--- Task material ---
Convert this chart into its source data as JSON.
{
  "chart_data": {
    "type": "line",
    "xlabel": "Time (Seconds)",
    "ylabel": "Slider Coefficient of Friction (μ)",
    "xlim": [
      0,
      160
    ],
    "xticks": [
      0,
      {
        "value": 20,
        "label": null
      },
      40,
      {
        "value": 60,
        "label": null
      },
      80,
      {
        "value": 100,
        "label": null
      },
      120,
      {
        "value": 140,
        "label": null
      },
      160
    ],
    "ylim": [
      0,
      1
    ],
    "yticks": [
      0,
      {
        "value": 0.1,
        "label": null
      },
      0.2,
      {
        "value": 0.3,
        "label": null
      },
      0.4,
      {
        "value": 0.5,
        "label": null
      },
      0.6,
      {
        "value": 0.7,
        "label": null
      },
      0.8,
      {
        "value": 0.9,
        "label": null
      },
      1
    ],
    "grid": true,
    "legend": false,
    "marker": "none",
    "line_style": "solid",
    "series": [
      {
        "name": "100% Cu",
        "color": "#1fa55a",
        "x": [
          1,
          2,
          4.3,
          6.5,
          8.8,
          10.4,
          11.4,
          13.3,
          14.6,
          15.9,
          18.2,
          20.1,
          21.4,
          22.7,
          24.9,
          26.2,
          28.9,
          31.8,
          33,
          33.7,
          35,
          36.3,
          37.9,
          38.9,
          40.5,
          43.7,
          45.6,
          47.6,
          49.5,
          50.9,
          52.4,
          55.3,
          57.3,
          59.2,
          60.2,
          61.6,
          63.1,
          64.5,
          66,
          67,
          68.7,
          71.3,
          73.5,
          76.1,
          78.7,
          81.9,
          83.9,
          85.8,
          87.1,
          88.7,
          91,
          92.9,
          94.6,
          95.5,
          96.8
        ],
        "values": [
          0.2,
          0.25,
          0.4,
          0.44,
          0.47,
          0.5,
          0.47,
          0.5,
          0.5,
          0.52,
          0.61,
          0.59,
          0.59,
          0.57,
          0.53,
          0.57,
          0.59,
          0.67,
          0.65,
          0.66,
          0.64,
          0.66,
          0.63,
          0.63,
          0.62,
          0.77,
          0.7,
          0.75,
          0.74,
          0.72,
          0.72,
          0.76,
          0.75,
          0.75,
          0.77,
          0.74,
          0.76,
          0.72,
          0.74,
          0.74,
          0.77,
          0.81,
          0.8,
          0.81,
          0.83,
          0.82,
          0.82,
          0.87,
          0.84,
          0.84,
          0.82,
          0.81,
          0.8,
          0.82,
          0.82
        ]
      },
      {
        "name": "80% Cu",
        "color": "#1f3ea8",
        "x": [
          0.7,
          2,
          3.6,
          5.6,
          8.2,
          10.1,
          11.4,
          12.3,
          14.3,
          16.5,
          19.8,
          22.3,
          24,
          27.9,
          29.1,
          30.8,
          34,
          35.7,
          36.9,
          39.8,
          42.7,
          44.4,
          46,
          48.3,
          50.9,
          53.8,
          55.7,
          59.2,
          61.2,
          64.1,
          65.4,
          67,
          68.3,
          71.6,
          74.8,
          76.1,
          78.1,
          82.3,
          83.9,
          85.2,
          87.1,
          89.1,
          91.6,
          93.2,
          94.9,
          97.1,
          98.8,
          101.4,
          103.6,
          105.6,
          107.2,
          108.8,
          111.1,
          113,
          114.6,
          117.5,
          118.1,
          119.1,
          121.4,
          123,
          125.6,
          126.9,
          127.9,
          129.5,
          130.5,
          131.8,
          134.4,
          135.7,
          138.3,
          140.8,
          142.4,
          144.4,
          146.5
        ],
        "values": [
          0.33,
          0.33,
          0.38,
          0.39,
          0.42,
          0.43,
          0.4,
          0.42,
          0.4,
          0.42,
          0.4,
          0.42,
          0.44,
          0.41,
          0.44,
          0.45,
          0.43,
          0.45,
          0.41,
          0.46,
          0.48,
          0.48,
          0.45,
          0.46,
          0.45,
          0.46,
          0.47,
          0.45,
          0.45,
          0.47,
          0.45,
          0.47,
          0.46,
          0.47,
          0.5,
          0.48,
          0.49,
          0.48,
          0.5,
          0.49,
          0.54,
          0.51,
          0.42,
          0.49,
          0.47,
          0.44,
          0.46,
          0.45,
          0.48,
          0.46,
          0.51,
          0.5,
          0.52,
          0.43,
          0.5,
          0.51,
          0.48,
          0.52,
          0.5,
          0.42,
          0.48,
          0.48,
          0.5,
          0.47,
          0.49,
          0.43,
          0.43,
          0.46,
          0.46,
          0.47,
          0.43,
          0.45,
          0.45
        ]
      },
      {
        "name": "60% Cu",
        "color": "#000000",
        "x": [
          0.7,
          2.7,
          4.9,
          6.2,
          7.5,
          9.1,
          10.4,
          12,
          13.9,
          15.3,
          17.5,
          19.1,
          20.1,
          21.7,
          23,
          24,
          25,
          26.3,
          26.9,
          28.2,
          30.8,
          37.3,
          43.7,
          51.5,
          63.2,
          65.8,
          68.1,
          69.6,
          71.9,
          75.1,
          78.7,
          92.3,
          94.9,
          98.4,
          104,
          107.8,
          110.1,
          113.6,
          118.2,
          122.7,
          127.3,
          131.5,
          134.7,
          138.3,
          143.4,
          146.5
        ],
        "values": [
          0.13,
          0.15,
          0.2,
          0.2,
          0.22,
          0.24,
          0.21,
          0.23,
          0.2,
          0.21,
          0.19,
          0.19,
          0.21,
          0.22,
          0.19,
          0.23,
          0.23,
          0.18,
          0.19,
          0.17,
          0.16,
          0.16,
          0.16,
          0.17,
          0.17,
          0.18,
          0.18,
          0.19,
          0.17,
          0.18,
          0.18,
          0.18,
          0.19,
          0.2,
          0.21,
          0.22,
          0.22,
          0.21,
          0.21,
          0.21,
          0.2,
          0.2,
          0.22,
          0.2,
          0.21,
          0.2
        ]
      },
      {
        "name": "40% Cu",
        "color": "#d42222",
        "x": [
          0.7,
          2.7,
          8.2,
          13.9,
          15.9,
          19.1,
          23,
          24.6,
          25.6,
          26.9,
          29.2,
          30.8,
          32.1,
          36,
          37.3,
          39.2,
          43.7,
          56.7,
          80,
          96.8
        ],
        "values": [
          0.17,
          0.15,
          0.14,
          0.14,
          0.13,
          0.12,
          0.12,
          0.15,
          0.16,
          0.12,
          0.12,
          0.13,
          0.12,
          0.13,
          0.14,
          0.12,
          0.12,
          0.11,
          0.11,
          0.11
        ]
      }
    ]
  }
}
---
== Work to complete ==
Copy out all of the lines above exactly.

== Solution below ==
Convert this chart into its source data as JSON.
{
  "chart_data": {
    "type": "line",
    "xlabel": "Time (Seconds)",
    "ylabel": "Slider Coefficient of Friction (μ)",
    "xlim": [
      0,
      160
    ],
    "xticks": [
      0,
      {
        "value": 20,
        "label": null
      },
      40,
      {
        "value": 60,
        "label": null
      },
      80,
      {
        "value": 100,
        "label": null
      },
      120,
      {
        "value": 140,
        "label": null
      },
      160
    ],
    "ylim": [
      0,
      1
    ],
    "yticks": [
      0,
      {
        "value": 0.1,
        "label": null
      },
      0.2,
      {
        "value": 0.3,
        "label": null
      },
      0.4,
      {
        "value": 0.5,
        "label": null
      },
      0.6,
      {
        "value": 0.7,
        "label": null
      },
      0.8,
      {
        "value": 0.9,
        "label": null
      },
      1
    ],
    "grid": true,
    "legend": false,
    "marker": "none",
    "line_style": "solid",
    "series": [
      {
        "name": "100% Cu",
        "color": "#1fa55a",
        "x": [
          1,
          2,
          4.3,
          6.5,
          8.8,
          10.4,
          11.4,
          13.3,
          14.6,
          15.9,
          18.2,
          20.1,
          21.4,
          22.7,
          24.9,
          26.2,
          28.9,
          31.8,
          33,
          33.7,
          35,
          36.3,
          37.9,
          38.9,
          40.5,
          43.7,
          45.6,
          47.6,
          49.5,
          50.9,
          52.4,
          55.3,
          57.3,
          59.2,
          60.2,
          61.6,
          63.1,
          64.5,
          66,
          67,
          68.7,
          71.3,
          73.5,
          76.1,
          78.7,
          81.9,
          83.9,
          85.8,
          87.1,
          88.7,
          91,
          92.9,
          94.6,
          95.5,
          96.8
        ],
        "values": [
          0.2,
          0.25,
          0.4,
          0.44,
          0.47,
          0.5,
          0.47,
          0.5,
          0.5,
          0.52,
          0.61,
          0.59,
          0.59,
          0.57,
          0.53,
          0.57,
          0.59,
          0.67,
          0.65,
          0.66,
          0.64,
          0.66,
          0.63,
          0.63,
          0.62,
          0.77,
          0.7,
          0.75,
          0.74,
          0.72,
          0.72,
          0.76,
          0.75,
          0.75,
          0.77,
          0.74,
          0.76,
          0.72,
          0.74,
          0.74,
          0.77,
          0.81,
          0.8,
          0.81,
          0.83,
          0.82,
          0.82,
          0.87,
          0.84,
          0.84,
          0.82,
          0.81,
          0.8,
          0.82,
          0.82
        ]
      },
      {
        "name": "80% Cu",
        "color": "#1f3ea8",
        "x": [
          0.7,
          2,
          3.6,
          5.6,
          8.2,
          10.1,
          11.4,
          12.3,
          14.3,
          16.5,
          19.8,
          22.3,
          24,
          27.9,
          29.1,
          30.8,
          34,
          35.7,
          36.9,
          39.8,
          42.7,
          44.4,
          46,
          48.3,
          50.9,
          53.8,
          55.7,
          59.2,
          61.2,
          64.1,
          65.4,
          67,
          68.3,
          71.6,
          74.8,
          76.1,
          78.1,
          82.3,
          83.9,
          85.2,
          87.1,
          89.1,
          91.6,
          93.2,
          94.9,
          97.1,
          98.8,
          101.4,
          103.6,
          105.6,
          107.2,
          108.8,
          111.1,
          113,
          114.6,
          117.5,
          118.1,
          119.1,
          121.4,
          123,
          125.6,
          126.9,
          127.9,
          129.5,
          130.5,
          131.8,
          134.4,
          135.7,
          138.3,
          140.8,
          142.4,
          144.4,
          146.5
        ],
        "values": [
          0.33,
          0.33,
          0.38,
          0.39,
          0.42,
          0.43,
          0.4,
          0.42,
          0.4,
          0.42,
          0.4,
          0.42,
          0.44,
          0.41,
          0.44,
          0.45,
          0.43,
          0.45,
          0.41,
          0.46,
          0.48,
          0.48,
          0.45,
          0.46,
          0.45,
          0.46,
          0.47,
          0.45,
          0.45,
          0.47,
          0.45,
          0.47,
          0.46,
          0.47,
          0.5,
          0.48,
          0.49,
          0.48,
          0.5,
          0.49,
          0.54,
          0.51,
          0.42,
          0.49,
          0.47,
          0.44,
          0.46,
          0.45,
          0.48,
          0.46,
          0.51,
          0.5,
          0.52,
          0.43,
          0.5,
          0.51,
          0.48,
          0.52,
          0.5,
          0.42,
          0.48,
          0.48,
          0.5,
          0.47,
          0.49,
          0.43,
          0.43,
          0.46,
          0.46,
          0.47,
          0.43,
          0.45,
          0.45
        ]
      },
      {
        "name": "60% Cu",
        "color": "#000000",
        "x": [
          0.7,
          2.7,
          4.9,
          6.2,
          7.5,
          9.1,
          10.4,
          12,
          13.9,
          15.3,
          17.5,
          19.1,
          20.1,
          21.7,
          23,
          24,
          25,
          26.3,
          26.9,
          28.2,
          30.8,
          37.3,
          43.7,
          51.5,
          63.2,
          65.8,
          68.1,
          69.6,
          71.9,
          75.1,
          78.7,
          92.3,
          94.9,
          98.4,
          104,
          107.8,
          110.1,
          113.6,
          118.2,
          122.7,
          127.3,
          131.5,
          134.7,
          138.3,
          143.4,
          146.5
        ],
        "values": [
          0.13,
          0.15,
          0.2,
          0.2,
          0.22,
          0.24,
          0.21,
          0.23,
          0.2,
          0.21,
          0.19,
          0.19,
          0.21,
          0.22,
          0.19,
          0.23,
          0.23,
          0.18,
          0.19,
          0.17,
          0.16,
          0.16,
          0.16,
          0.17,
          0.17,
          0.18,
          0.18,
          0.19,
          0.17,
          0.18,
          0.18,
          0.18,
          0.19,
          0.2,
          0.21,
          0.22,
          0.22,
          0.21,
          0.21,
          0.21,
          0.2,
          0.2,
          0.22,
          0.2,
          0.21,
          0.2
        ]
      },
      {
        "name": "40% Cu",
        "color": "#d42222",
        "x": [
          0.7,
          2.7,
          8.2,
          13.9,
          15.9,
          19.1,
          23,
          24.6,
          25.6,
          26.9,
          29.2,
          30.8,
          32.1,
          36,
          37.3,
          39.2,
          43.7,
          56.7,
          80,
          96.8
        ],
        "values": [
          0.17,
          0.15,
          0.14,
          0.14,
          0.13,
          0.12,
          0.12,
          0.15,
          0.16,
          0.12,
          0.12,
          0.13,
          0.12,
          0.13,
          0.14,
          0.12,
          0.12,
          0.11,
          0.11,
          0.11
        ]
      }
    ]
  }
}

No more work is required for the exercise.